# Task
Show all lines holding the string "color".

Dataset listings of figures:
━━━━━━━━━━━━━━━━
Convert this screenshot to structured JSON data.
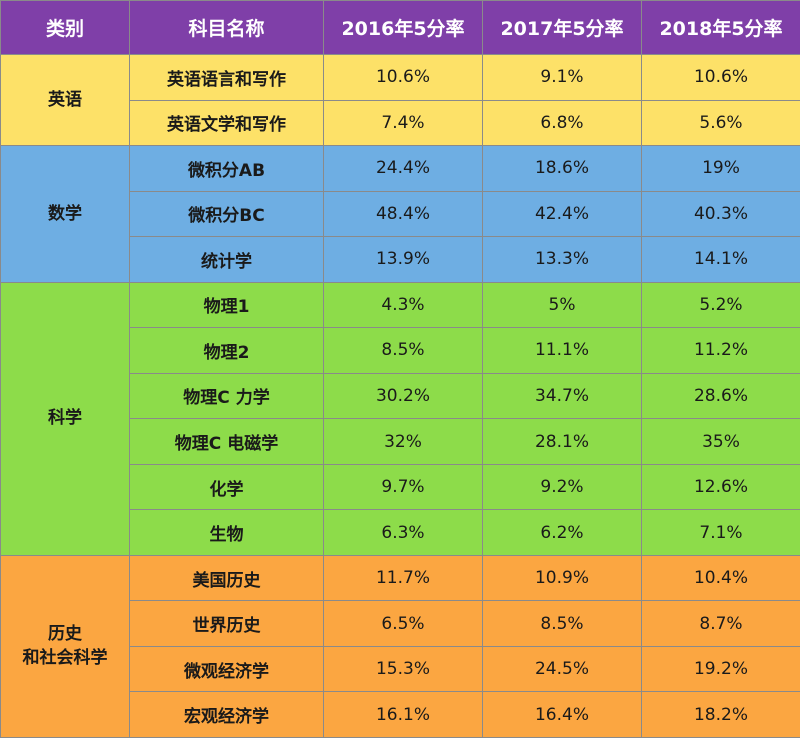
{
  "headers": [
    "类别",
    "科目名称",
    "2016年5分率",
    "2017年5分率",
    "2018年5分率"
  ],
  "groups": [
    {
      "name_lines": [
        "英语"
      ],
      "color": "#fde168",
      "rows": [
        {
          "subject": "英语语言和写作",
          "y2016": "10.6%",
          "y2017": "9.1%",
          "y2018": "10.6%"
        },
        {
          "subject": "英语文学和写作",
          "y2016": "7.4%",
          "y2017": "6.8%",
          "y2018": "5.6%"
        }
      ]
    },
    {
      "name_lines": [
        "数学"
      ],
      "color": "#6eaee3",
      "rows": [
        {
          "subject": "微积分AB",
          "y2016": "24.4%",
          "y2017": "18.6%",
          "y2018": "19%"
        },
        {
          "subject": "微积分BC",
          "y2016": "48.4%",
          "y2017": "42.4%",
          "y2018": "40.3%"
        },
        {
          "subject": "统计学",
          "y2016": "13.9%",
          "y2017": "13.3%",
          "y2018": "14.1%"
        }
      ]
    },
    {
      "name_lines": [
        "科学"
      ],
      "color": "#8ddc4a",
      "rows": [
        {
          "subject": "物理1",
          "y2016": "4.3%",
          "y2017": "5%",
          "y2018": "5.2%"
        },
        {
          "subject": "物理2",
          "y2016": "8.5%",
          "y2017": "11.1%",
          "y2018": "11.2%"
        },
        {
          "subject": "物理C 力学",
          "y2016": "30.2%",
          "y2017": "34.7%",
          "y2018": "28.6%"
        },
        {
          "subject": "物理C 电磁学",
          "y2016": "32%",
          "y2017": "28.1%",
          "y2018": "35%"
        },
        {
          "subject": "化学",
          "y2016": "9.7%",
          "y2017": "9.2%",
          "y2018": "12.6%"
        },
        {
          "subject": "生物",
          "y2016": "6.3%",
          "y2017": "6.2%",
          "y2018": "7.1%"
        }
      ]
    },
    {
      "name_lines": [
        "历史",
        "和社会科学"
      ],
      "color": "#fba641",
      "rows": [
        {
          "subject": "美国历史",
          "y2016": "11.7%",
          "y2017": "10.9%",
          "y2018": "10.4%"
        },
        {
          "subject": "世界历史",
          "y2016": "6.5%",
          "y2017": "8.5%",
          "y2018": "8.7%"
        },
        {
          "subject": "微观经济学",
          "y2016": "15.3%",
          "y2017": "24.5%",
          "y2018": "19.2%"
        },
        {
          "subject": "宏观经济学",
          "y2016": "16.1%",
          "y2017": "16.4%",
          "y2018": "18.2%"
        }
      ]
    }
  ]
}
━━━━━━━━━━━━━━━━
# In response
      "color": "#fde168",
      "color": "#6eaee3",
      "color": "#8ddc4a",
      "color": "#fba641",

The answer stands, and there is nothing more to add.